What the task requires
Look through the data below. Show each line where the string "limit" occurs.

------------------------

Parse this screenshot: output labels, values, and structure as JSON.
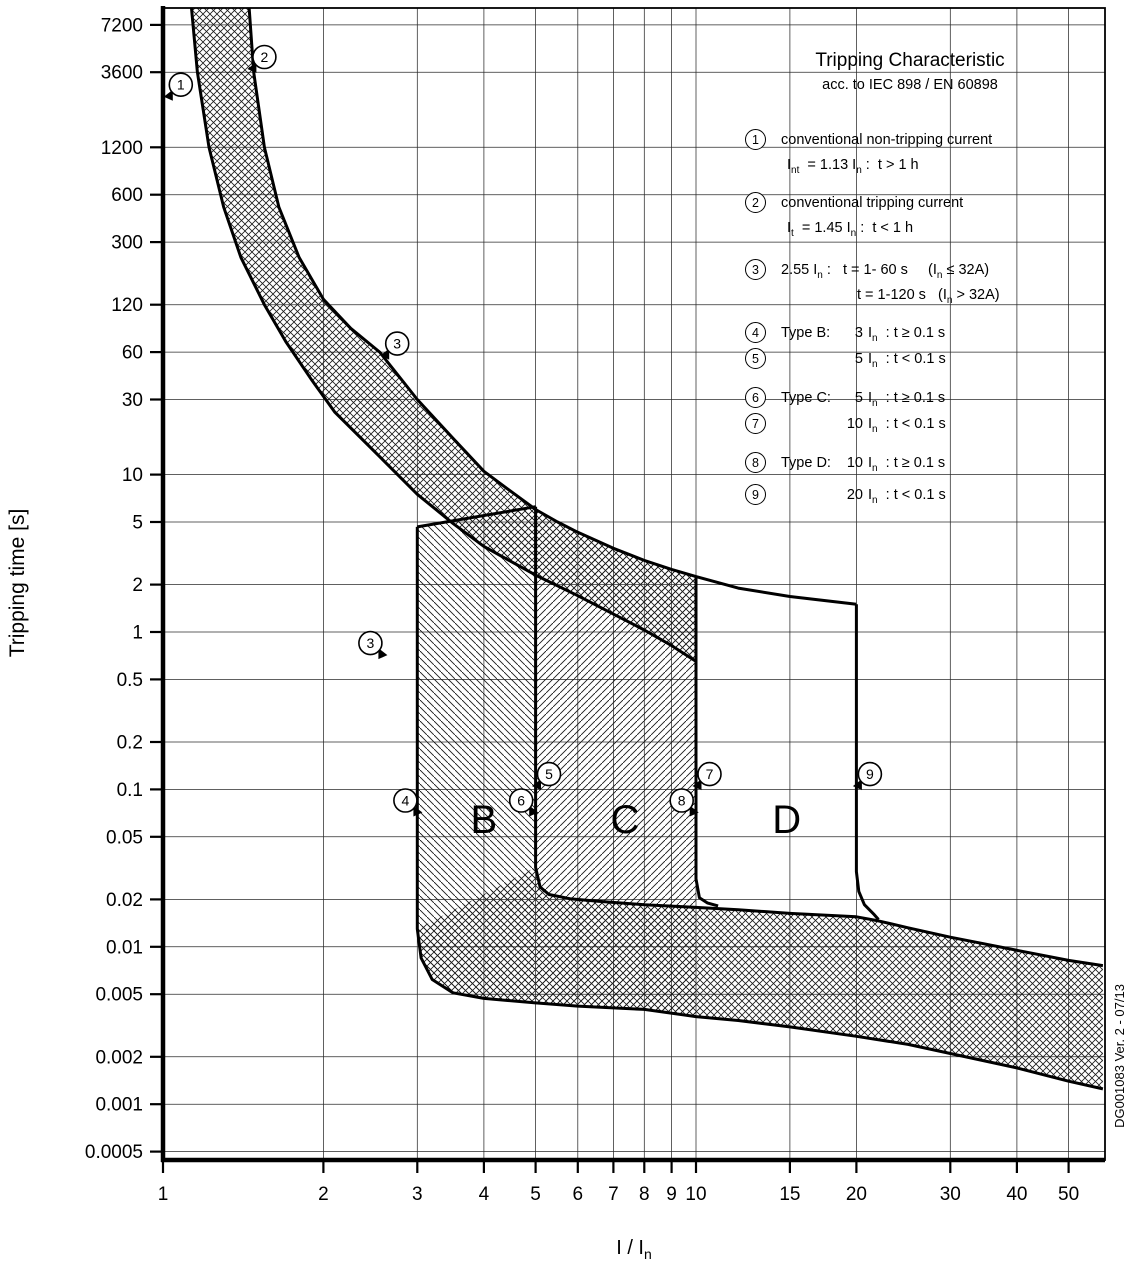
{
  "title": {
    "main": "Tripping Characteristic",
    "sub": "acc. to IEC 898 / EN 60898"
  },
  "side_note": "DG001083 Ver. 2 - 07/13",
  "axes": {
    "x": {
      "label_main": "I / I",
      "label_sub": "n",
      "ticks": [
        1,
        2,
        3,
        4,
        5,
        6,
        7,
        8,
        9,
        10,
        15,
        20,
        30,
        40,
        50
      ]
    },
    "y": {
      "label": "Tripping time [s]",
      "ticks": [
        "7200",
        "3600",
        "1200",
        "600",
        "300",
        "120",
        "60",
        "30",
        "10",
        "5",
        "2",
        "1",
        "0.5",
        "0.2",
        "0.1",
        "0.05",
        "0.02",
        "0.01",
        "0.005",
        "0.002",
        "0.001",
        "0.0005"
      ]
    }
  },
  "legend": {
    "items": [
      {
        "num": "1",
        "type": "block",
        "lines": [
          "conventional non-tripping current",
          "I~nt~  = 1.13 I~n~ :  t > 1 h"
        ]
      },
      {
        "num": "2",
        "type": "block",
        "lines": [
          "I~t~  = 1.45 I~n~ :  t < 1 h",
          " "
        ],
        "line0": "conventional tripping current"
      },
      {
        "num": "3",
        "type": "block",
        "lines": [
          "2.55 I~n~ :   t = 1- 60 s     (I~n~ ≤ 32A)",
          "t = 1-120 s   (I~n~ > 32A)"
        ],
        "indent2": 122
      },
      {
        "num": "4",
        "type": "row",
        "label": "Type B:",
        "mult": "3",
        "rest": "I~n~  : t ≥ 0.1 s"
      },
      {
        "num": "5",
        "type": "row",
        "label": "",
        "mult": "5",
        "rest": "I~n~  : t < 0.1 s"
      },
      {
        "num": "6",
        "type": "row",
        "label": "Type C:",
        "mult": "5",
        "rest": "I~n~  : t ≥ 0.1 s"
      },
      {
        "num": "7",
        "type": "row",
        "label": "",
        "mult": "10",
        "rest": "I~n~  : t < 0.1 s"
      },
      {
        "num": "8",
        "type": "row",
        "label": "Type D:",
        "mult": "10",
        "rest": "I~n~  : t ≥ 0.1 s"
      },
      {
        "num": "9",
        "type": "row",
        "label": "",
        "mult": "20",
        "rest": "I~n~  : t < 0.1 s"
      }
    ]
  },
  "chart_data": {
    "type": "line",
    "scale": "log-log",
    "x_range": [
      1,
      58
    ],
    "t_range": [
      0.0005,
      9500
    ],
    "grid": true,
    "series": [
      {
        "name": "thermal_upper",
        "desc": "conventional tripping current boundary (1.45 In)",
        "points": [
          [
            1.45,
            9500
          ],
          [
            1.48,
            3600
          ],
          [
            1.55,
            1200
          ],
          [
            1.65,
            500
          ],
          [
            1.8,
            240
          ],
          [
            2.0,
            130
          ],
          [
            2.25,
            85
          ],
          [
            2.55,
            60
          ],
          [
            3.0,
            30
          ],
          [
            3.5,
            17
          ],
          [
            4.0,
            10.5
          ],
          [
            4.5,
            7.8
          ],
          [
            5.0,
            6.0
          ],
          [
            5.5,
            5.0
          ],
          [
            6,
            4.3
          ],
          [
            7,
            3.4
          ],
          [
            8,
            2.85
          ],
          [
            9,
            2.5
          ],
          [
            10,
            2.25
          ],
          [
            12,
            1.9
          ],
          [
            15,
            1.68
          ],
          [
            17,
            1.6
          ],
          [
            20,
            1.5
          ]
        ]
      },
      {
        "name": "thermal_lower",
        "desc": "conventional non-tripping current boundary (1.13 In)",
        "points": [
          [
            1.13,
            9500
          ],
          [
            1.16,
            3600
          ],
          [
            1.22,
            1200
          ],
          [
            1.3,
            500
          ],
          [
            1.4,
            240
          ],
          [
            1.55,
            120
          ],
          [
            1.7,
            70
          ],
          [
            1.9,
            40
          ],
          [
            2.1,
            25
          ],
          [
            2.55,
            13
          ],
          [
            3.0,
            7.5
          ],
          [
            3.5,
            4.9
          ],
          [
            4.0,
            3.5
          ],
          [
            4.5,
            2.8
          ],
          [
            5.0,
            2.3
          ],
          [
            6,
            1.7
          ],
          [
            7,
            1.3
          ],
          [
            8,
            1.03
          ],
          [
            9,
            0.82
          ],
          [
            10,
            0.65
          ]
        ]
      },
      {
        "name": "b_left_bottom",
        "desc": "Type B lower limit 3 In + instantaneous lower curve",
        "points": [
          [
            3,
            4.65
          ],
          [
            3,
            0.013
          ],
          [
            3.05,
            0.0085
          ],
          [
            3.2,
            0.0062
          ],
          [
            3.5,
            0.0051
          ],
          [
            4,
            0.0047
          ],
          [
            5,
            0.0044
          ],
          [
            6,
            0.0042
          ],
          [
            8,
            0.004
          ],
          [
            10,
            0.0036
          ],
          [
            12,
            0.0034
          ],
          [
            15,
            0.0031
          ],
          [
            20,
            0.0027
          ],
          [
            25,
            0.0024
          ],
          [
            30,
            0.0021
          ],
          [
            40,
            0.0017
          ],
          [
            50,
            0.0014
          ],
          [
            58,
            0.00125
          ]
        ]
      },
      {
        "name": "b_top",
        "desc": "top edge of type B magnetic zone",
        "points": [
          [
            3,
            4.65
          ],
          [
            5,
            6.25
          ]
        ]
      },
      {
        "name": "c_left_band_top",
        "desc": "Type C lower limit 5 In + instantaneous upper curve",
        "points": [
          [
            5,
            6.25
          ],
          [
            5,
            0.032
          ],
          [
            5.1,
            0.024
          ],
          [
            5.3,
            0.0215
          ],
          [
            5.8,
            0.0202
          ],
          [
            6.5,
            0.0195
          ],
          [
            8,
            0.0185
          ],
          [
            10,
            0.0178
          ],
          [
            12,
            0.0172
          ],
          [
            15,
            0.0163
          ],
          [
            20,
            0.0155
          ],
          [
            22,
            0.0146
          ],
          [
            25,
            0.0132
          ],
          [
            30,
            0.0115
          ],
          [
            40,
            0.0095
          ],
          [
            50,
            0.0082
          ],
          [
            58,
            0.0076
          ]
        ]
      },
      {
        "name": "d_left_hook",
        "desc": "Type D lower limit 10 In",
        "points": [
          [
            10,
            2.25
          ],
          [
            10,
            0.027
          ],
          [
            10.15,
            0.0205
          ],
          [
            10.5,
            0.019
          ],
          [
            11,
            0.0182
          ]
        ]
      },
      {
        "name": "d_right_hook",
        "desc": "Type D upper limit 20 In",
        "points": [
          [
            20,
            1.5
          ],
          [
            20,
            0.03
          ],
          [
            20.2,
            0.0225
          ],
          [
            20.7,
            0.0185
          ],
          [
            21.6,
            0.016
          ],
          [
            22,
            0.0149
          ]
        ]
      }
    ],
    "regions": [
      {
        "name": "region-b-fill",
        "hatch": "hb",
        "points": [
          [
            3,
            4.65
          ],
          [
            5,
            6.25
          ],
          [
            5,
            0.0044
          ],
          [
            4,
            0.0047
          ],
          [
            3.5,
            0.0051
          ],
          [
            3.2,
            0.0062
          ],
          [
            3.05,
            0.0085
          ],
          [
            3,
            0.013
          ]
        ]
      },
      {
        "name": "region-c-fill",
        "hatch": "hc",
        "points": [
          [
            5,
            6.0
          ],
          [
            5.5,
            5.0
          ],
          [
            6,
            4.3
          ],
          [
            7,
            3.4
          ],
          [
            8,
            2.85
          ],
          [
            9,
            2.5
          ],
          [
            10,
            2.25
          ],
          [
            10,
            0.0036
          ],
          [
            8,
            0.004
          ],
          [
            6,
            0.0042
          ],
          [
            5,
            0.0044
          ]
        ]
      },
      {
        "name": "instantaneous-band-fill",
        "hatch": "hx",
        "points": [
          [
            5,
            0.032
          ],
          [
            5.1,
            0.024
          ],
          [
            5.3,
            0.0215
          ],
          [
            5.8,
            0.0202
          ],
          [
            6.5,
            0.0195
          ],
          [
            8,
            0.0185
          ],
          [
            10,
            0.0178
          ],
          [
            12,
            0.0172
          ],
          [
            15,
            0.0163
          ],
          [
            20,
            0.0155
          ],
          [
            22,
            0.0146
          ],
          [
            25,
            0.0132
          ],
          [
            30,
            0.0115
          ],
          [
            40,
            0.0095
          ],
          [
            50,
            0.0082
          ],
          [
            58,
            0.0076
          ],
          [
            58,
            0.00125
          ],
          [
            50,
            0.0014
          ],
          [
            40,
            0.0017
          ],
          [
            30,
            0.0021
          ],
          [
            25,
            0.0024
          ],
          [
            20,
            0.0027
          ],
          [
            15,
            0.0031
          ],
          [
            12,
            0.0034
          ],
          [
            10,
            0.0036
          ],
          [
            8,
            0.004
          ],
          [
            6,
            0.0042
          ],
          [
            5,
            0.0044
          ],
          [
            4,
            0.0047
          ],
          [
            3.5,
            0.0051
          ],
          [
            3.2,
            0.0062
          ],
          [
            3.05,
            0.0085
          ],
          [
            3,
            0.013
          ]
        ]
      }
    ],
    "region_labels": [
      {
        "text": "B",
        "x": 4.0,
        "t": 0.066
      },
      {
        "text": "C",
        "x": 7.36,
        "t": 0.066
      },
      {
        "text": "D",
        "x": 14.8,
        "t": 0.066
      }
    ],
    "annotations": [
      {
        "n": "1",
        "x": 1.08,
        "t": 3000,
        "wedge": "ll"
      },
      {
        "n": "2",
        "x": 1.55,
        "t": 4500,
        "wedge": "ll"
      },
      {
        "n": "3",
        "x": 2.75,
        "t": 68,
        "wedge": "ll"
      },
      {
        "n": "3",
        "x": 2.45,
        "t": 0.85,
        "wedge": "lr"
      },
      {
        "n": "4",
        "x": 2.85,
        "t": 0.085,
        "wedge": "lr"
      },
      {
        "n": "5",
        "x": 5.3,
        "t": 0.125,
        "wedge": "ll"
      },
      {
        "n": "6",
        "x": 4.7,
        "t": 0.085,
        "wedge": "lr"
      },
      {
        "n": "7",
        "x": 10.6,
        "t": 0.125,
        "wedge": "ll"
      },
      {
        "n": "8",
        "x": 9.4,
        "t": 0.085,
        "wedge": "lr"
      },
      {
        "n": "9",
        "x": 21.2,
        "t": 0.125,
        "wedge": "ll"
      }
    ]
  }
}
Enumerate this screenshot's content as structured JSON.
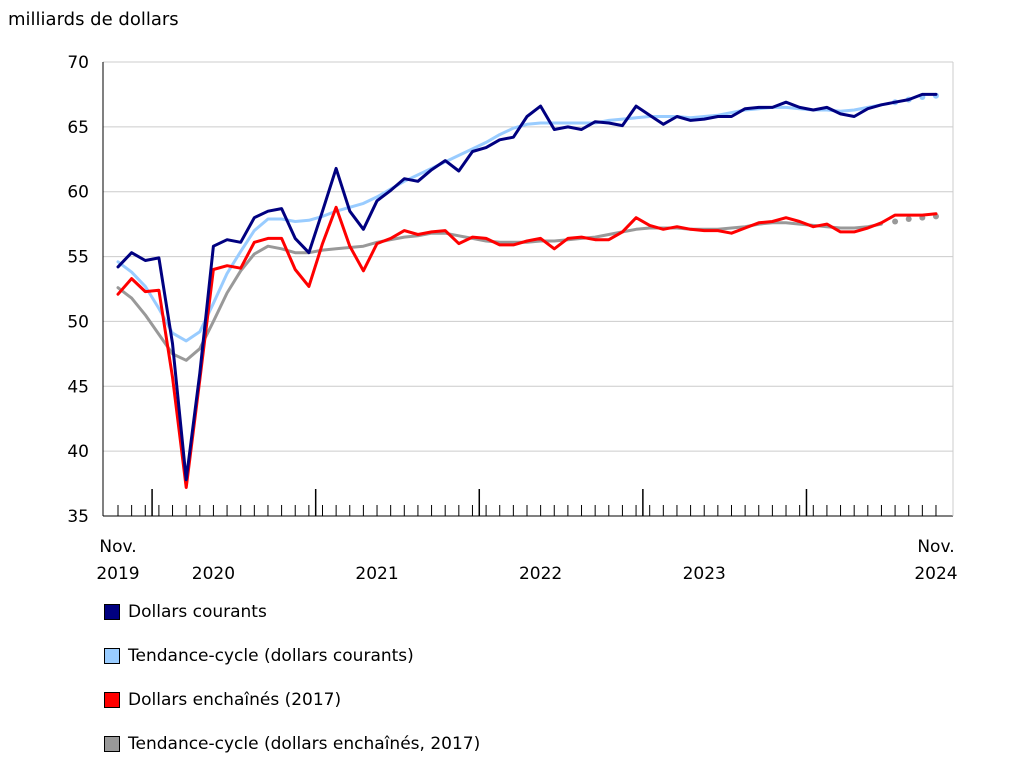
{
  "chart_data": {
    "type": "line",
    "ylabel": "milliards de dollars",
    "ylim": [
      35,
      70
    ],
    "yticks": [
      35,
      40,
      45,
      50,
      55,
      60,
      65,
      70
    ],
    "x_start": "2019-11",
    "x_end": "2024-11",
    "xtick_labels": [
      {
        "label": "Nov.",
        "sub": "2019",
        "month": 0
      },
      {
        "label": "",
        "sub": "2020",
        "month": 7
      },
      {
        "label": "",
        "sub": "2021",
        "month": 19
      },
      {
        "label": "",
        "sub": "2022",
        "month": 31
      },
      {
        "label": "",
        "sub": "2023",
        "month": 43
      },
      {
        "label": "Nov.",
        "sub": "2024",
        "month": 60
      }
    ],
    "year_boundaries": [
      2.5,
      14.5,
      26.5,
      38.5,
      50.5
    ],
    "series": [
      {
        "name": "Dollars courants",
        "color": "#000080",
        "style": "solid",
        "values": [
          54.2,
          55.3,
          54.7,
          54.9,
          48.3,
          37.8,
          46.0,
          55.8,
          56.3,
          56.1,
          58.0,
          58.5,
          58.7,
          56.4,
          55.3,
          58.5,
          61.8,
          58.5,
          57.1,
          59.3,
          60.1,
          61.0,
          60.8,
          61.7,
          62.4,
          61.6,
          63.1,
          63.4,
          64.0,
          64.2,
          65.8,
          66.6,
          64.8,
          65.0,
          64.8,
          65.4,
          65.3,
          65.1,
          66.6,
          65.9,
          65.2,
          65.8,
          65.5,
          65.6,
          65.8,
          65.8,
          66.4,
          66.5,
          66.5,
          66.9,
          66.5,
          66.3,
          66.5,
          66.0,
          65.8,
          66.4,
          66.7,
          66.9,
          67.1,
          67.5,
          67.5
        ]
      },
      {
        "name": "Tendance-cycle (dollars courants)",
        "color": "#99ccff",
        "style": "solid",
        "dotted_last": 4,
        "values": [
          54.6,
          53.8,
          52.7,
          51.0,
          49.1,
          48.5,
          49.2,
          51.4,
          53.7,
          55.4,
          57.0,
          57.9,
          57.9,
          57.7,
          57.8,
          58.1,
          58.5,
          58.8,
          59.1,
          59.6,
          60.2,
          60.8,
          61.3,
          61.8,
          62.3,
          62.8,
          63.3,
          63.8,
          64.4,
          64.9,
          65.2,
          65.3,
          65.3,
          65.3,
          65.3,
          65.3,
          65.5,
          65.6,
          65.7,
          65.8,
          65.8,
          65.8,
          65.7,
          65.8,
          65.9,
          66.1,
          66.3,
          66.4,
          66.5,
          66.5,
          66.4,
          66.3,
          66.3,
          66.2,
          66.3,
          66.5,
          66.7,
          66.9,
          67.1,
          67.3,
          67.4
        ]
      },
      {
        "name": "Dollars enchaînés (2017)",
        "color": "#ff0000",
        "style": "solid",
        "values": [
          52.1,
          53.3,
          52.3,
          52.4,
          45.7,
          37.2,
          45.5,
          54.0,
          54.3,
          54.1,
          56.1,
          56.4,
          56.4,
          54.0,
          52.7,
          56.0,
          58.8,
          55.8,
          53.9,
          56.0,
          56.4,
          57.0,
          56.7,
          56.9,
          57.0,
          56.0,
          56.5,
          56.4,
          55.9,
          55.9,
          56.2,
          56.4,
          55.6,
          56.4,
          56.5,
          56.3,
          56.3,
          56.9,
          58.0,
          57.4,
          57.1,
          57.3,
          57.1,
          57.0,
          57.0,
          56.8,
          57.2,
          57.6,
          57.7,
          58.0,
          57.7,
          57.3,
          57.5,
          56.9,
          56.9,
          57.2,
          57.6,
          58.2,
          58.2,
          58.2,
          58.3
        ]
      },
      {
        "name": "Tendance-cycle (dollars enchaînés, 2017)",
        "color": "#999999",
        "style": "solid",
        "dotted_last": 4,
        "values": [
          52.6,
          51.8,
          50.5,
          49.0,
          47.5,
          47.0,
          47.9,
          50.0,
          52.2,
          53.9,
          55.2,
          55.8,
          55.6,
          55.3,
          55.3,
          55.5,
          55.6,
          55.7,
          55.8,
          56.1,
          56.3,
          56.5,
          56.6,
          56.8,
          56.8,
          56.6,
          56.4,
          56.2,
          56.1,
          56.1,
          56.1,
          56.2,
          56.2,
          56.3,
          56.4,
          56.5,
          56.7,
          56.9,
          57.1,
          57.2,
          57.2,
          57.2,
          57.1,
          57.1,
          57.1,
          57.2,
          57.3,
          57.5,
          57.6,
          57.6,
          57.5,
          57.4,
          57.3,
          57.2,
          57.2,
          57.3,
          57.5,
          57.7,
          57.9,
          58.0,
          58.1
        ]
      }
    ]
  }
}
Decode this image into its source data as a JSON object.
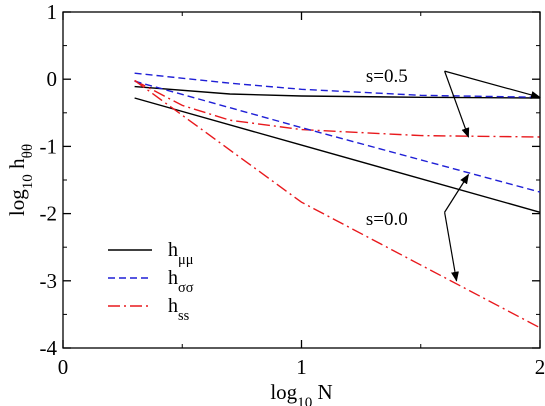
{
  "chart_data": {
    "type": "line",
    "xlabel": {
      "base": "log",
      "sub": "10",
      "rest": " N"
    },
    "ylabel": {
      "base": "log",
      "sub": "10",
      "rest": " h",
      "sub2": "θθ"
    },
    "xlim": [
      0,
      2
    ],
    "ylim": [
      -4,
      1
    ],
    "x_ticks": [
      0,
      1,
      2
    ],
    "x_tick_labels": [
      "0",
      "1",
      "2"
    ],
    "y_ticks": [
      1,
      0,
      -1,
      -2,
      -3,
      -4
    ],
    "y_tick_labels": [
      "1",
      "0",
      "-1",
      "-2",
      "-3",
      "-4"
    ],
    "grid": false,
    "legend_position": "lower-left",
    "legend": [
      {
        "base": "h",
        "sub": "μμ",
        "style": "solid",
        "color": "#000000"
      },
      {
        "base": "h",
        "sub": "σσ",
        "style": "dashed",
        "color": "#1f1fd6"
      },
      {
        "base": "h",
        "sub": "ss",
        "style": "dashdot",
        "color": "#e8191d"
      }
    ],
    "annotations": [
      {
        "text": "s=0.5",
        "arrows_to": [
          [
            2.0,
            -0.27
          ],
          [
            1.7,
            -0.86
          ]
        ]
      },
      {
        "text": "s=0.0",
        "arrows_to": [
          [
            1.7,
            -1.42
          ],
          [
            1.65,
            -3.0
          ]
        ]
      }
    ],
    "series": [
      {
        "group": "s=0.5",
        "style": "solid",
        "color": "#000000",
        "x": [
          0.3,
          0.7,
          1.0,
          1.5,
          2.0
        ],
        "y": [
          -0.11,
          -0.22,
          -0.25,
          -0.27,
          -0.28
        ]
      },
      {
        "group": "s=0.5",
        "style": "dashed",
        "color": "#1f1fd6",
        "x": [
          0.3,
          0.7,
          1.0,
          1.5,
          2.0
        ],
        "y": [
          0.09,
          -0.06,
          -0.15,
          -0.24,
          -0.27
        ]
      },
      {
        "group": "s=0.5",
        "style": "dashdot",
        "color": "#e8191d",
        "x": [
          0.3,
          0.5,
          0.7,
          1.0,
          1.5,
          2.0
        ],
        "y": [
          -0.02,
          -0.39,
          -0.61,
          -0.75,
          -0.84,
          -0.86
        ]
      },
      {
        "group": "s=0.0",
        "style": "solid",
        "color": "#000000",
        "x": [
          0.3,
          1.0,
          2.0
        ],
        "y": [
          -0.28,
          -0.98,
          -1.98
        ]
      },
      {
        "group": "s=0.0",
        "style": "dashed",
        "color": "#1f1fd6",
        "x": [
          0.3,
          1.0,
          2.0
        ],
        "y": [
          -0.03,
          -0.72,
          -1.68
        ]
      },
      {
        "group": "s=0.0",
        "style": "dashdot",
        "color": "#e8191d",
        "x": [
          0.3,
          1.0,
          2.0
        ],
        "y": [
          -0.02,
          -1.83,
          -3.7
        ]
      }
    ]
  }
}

------------------------

Written response
        "desc": "Type B lower limit 3 In + instantaneous lower curve",
        "desc": "Type C lower limit 5 In + instantaneous upper curve",
        "desc": "Type D lower limit 10 In",
        "desc": "Type D upper limit 20 In",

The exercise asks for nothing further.